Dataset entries
════════

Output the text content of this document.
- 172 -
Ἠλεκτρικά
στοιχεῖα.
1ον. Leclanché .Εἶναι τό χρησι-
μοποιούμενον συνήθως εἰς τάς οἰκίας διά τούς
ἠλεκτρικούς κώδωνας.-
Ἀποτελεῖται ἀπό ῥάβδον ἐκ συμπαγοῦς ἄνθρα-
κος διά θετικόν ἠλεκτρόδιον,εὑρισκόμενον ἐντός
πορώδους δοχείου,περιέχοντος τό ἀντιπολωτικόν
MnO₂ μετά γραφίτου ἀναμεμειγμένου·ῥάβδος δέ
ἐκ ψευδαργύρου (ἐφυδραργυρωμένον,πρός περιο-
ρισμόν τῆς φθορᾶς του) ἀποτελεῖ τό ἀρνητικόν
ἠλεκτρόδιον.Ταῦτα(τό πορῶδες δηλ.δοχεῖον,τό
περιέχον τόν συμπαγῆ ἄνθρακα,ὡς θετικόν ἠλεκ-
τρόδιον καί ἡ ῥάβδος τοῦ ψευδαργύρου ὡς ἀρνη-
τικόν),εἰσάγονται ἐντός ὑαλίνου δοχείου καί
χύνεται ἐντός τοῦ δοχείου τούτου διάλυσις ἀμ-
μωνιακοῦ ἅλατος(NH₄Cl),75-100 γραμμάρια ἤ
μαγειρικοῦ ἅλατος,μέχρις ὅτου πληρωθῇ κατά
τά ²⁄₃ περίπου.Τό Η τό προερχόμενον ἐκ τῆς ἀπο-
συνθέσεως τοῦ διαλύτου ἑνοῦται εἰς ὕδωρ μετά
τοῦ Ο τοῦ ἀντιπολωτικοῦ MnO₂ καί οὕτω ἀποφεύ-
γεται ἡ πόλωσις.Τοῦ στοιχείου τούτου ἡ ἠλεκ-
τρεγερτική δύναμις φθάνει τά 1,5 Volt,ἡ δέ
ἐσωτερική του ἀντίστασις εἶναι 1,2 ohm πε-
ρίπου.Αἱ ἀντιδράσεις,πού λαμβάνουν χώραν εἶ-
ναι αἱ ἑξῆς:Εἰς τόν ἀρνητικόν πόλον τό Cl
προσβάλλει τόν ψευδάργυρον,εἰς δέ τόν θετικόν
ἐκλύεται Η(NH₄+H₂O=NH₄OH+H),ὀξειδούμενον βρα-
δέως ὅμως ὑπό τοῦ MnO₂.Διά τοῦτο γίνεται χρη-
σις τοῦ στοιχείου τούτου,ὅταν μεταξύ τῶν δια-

════════

▶ **DIRECTIVE**:
Looking back at the lines above, state how many contain the word "δοχείου", and supply nothing besides the number.

▶ **SOLVED EXERCISE**:
3